----- Records for processing

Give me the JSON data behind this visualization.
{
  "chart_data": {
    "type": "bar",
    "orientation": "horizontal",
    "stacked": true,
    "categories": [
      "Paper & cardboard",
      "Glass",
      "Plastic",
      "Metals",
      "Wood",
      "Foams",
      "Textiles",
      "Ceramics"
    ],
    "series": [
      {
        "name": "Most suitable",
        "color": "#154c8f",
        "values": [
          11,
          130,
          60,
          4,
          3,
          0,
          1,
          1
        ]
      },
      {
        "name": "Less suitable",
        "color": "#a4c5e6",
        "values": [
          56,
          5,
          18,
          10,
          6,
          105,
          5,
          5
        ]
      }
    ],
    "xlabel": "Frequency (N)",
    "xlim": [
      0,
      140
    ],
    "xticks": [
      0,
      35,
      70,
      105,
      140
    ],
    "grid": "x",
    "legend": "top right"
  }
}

----------

Aim
Copy out every entry again, exactly as it was given.

The answer
Give me the JSON data behind this visualization.
{
  "chart_data": {
    "type": "bar",
    "orientation": "horizontal",
    "stacked": true,
    "categories": [
      "Paper & cardboard",
      "Glass",
      "Plastic",
      "Metals",
      "Wood",
      "Foams",
      "Textiles",
      "Ceramics"
    ],
    "series": [
      {
        "name": "Most suitable",
        "color": "#154c8f",
        "values": [
          11,
          130,
          60,
          4,
          3,
          0,
          1,
          1
        ]
      },
      {
        "name": "Less suitable",
        "color": "#a4c5e6",
        "values": [
          56,
          5,
          18,
          10,
          6,
          105,
          5,
          5
        ]
      }
    ],
    "xlabel": "Frequency (N)",
    "xlim": [
      0,
      140
    ],
    "xticks": [
      0,
      35,
      70,
      105,
      140
    ],
    "grid": "x",
    "legend": "top right"
  }
}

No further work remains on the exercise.